WRITTEN PROBLEM ▸
Repeat the records verbatim, beginning with the first line and continuing through the line that contains "label-group-type-value: Documentation (575, 161, 750, 191)".

EXERCISE INPUT ▸
* start *

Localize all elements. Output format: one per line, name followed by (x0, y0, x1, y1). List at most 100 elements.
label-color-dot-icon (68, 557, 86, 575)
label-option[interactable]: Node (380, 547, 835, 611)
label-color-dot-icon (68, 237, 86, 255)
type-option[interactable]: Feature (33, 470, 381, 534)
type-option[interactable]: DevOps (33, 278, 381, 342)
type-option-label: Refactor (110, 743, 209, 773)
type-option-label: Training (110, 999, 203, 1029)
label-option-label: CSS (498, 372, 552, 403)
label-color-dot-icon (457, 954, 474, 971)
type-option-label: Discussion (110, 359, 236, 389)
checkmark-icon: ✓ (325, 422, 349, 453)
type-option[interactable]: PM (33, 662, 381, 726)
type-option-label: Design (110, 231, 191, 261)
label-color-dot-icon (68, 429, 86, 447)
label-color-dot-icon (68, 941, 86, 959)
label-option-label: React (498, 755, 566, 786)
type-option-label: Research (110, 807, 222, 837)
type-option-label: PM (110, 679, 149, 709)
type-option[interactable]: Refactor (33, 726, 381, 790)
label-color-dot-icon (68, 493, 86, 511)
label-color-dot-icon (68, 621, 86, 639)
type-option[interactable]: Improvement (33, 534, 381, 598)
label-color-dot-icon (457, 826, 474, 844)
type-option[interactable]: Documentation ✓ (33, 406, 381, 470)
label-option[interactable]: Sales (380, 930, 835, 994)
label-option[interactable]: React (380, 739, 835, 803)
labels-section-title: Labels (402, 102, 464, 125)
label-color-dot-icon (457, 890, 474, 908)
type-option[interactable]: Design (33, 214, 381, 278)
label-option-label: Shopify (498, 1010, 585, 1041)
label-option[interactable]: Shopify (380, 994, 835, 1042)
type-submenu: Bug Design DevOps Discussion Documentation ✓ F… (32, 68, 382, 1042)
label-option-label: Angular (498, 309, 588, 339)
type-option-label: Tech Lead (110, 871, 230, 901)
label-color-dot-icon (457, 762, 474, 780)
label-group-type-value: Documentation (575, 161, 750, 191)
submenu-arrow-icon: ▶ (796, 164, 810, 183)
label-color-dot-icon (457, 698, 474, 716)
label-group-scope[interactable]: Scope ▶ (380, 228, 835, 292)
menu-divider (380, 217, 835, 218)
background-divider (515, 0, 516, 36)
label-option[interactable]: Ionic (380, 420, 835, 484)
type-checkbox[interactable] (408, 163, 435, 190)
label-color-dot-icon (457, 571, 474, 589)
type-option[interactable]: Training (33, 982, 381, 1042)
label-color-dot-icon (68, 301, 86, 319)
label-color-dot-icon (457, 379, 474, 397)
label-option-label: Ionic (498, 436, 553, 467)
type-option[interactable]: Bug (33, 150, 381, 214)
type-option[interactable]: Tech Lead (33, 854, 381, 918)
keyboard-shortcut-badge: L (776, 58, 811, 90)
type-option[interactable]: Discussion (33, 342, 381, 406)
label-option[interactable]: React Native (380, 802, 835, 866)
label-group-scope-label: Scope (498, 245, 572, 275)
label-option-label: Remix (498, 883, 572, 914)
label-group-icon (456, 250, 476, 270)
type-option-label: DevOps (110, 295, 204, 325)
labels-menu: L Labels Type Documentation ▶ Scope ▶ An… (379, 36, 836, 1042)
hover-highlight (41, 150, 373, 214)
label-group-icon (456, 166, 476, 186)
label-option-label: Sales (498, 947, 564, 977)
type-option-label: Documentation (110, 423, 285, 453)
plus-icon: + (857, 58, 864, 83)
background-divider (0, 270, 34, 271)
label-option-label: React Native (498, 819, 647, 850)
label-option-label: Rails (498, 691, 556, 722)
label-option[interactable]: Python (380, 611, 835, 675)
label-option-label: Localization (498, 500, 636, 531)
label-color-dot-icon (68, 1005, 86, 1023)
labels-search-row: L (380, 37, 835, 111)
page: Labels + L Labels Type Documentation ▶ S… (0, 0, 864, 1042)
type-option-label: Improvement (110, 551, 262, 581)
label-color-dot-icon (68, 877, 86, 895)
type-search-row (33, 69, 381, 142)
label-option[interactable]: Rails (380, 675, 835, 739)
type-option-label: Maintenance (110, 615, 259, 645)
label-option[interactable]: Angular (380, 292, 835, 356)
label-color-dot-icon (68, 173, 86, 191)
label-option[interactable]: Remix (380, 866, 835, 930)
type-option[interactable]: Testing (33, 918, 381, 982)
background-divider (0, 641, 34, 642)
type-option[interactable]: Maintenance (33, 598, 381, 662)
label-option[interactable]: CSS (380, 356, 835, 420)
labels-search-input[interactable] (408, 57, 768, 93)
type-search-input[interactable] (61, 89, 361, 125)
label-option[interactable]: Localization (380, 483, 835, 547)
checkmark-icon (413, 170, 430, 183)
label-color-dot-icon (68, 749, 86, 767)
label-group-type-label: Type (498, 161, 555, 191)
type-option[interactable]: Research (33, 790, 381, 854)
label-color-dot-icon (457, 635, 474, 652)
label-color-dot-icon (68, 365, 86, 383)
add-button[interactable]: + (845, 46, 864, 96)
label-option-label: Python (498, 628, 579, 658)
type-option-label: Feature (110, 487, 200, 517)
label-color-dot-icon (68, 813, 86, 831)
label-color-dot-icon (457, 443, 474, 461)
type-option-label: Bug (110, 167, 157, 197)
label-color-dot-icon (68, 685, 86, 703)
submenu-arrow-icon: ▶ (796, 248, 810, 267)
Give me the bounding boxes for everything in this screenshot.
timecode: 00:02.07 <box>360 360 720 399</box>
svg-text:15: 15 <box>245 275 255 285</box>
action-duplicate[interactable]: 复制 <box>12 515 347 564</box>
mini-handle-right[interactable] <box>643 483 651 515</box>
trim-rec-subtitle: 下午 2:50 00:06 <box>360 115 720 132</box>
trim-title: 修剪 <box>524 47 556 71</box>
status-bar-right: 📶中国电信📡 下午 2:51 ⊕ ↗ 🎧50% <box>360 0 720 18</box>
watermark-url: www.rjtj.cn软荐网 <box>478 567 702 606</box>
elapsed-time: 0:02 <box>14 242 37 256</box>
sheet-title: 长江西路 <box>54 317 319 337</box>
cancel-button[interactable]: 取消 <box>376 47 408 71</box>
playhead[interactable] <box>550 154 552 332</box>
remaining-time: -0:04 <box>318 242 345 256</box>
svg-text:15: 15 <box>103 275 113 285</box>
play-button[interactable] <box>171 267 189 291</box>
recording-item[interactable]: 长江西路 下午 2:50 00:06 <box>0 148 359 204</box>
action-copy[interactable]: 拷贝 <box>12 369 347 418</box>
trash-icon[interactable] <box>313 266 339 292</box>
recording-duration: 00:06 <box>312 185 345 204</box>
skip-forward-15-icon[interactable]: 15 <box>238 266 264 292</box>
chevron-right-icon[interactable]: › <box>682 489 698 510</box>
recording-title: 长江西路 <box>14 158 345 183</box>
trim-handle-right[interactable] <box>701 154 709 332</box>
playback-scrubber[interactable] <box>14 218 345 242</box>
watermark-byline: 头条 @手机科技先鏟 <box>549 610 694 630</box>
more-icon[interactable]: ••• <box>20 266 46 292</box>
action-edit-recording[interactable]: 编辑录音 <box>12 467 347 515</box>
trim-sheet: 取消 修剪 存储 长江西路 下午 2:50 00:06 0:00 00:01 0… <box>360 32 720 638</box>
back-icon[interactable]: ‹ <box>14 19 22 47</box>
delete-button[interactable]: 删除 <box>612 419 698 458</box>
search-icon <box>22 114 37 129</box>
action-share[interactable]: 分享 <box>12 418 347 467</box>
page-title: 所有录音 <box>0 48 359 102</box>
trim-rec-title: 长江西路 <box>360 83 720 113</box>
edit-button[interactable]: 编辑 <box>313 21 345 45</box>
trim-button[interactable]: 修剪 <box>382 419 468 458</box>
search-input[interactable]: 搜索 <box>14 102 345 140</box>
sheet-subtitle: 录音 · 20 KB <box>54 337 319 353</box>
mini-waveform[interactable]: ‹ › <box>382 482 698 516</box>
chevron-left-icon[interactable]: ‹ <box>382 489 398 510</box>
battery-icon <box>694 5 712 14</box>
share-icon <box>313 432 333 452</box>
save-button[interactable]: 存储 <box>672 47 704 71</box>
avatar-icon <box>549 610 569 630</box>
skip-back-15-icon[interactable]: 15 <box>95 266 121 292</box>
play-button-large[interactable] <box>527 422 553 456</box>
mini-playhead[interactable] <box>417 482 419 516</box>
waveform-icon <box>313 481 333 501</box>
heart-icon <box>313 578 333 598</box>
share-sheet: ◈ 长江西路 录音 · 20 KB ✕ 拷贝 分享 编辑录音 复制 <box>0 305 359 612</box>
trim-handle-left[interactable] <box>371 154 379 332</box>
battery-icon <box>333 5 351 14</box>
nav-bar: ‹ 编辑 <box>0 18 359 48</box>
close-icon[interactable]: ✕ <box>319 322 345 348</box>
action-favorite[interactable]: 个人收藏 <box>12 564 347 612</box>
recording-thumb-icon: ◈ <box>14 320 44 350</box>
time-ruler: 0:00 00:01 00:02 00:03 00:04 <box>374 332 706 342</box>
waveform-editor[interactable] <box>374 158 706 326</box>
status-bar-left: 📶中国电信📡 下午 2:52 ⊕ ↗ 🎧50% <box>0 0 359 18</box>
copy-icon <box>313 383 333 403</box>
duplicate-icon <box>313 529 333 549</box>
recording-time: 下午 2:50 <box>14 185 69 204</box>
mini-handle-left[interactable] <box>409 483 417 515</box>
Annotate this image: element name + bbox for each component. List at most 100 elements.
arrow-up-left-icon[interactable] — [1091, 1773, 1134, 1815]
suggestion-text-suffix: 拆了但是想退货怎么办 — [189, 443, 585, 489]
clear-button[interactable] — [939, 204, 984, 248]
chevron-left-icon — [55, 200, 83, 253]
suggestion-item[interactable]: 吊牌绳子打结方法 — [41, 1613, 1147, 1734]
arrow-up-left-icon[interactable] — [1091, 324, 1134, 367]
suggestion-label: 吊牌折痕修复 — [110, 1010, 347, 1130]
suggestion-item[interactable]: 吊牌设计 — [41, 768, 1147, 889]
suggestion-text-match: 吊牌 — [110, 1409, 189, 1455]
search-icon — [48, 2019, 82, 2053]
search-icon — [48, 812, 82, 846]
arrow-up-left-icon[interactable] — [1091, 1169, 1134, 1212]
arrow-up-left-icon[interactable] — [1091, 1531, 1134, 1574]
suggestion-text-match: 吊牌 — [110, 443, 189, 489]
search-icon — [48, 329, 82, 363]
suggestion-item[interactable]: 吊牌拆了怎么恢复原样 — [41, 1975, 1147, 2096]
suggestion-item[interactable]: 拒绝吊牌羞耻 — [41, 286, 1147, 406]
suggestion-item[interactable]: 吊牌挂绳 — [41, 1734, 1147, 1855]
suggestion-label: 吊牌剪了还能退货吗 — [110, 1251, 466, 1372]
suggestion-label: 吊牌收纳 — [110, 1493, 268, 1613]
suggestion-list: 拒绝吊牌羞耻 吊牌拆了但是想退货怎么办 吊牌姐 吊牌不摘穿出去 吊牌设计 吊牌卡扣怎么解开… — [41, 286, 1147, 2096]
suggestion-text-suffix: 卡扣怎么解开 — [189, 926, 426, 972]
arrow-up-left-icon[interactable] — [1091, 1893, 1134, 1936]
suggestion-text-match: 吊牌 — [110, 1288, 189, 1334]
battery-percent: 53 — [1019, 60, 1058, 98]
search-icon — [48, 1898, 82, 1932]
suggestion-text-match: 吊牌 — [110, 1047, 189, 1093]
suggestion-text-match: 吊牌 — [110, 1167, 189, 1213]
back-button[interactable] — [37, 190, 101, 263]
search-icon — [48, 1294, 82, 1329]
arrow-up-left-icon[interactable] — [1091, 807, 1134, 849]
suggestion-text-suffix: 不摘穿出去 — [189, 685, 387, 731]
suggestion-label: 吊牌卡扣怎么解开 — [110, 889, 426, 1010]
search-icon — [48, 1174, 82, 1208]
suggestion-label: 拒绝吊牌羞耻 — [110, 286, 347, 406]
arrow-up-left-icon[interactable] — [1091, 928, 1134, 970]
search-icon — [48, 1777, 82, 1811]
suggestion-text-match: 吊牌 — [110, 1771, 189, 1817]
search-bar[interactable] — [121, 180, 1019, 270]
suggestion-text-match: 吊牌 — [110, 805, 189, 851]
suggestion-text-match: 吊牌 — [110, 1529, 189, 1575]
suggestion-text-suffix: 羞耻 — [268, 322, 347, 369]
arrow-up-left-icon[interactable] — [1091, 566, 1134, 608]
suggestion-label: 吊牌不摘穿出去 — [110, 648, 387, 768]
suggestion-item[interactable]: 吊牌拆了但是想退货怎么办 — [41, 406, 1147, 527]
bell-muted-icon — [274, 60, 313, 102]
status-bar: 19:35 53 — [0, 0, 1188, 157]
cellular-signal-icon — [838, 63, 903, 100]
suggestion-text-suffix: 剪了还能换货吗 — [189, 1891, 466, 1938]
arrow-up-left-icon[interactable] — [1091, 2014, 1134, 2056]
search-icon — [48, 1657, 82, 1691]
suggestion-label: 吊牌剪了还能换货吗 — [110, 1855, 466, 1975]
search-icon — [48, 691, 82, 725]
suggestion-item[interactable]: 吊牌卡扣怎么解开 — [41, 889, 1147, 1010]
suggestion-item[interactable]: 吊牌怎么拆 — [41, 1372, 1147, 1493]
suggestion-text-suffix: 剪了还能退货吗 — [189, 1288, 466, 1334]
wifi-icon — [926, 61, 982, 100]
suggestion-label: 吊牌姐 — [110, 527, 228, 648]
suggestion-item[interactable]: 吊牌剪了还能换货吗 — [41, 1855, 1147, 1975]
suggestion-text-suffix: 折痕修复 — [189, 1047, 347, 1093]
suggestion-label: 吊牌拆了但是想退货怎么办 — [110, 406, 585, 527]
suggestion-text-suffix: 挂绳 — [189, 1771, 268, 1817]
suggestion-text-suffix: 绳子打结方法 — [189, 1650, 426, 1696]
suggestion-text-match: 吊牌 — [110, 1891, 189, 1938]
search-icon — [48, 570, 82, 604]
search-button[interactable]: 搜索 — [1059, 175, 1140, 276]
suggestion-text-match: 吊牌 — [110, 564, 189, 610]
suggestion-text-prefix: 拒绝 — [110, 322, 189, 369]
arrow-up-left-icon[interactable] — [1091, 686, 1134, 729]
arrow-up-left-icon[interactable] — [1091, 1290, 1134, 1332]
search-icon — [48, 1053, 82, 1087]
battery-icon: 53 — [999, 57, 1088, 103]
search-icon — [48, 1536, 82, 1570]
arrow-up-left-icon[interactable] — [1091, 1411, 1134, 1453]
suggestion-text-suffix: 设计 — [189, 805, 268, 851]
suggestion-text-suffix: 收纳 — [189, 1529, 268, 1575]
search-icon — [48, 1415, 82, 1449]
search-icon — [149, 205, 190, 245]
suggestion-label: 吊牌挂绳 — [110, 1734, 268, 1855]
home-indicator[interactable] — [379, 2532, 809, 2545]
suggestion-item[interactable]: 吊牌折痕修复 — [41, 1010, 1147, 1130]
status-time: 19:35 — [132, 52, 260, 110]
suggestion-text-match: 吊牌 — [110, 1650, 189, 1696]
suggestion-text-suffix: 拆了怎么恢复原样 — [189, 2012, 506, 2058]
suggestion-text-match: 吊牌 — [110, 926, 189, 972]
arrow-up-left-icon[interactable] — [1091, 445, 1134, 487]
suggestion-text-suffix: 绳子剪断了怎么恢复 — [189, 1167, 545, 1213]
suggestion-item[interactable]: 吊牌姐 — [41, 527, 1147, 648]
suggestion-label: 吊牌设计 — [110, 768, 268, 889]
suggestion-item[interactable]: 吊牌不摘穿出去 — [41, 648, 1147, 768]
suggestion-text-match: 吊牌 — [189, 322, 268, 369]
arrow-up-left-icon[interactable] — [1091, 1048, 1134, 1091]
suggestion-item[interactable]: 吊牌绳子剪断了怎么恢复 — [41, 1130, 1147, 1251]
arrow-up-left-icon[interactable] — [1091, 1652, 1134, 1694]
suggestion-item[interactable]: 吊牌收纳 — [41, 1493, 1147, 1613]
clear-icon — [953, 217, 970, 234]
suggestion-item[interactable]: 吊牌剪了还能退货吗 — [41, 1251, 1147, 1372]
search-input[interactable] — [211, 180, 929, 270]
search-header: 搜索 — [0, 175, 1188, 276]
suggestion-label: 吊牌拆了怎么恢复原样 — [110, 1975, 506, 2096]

* end *

FINISHED TASK ▸
Localize all elements. Output format: one per line, name followed by (x0, y0, x1, y1). List at most 100 elements.
label-color-dot-icon (68, 557, 86, 575)
label-option[interactable]: Node (380, 547, 835, 611)
label-color-dot-icon (68, 237, 86, 255)
type-option[interactable]: Feature (33, 470, 381, 534)
type-option[interactable]: DevOps (33, 278, 381, 342)
type-option-label: Refactor (110, 743, 209, 773)
type-option-label: Training (110, 999, 203, 1029)
label-option-label: CSS (498, 372, 552, 403)
label-color-dot-icon (457, 954, 474, 971)
type-option-label: Discussion (110, 359, 236, 389)
checkmark-icon: ✓ (325, 422, 349, 453)
type-option[interactable]: PM (33, 662, 381, 726)
type-option-label: Design (110, 231, 191, 261)
label-color-dot-icon (68, 429, 86, 447)
label-color-dot-icon (68, 941, 86, 959)
label-option-label: React (498, 755, 566, 786)
type-option-label: Research (110, 807, 222, 837)
type-option-label: PM (110, 679, 149, 709)
type-option[interactable]: Refactor (33, 726, 381, 790)
label-color-dot-icon (68, 493, 86, 511)
label-color-dot-icon (68, 621, 86, 639)
type-option[interactable]: Improvement (33, 534, 381, 598)
label-color-dot-icon (457, 826, 474, 844)
type-option[interactable]: Documentation ✓ (33, 406, 381, 470)
label-option[interactable]: Sales (380, 930, 835, 994)
label-option[interactable]: React (380, 739, 835, 803)
labels-section-title: Labels (402, 102, 464, 125)
label-color-dot-icon (457, 890, 474, 908)
type-option[interactable]: Design (33, 214, 381, 278)
label-option-label: Shopify (498, 1010, 585, 1041)
label-option[interactable]: Shopify (380, 994, 835, 1042)
type-submenu: Bug Design DevOps Discussion Documentation ✓ F… (32, 68, 382, 1042)
label-option-label: Angular (498, 309, 588, 339)
type-option-label: Tech Lead (110, 871, 230, 901)
label-color-dot-icon (457, 762, 474, 780)
label-group-type-value: Documentation (575, 161, 750, 191)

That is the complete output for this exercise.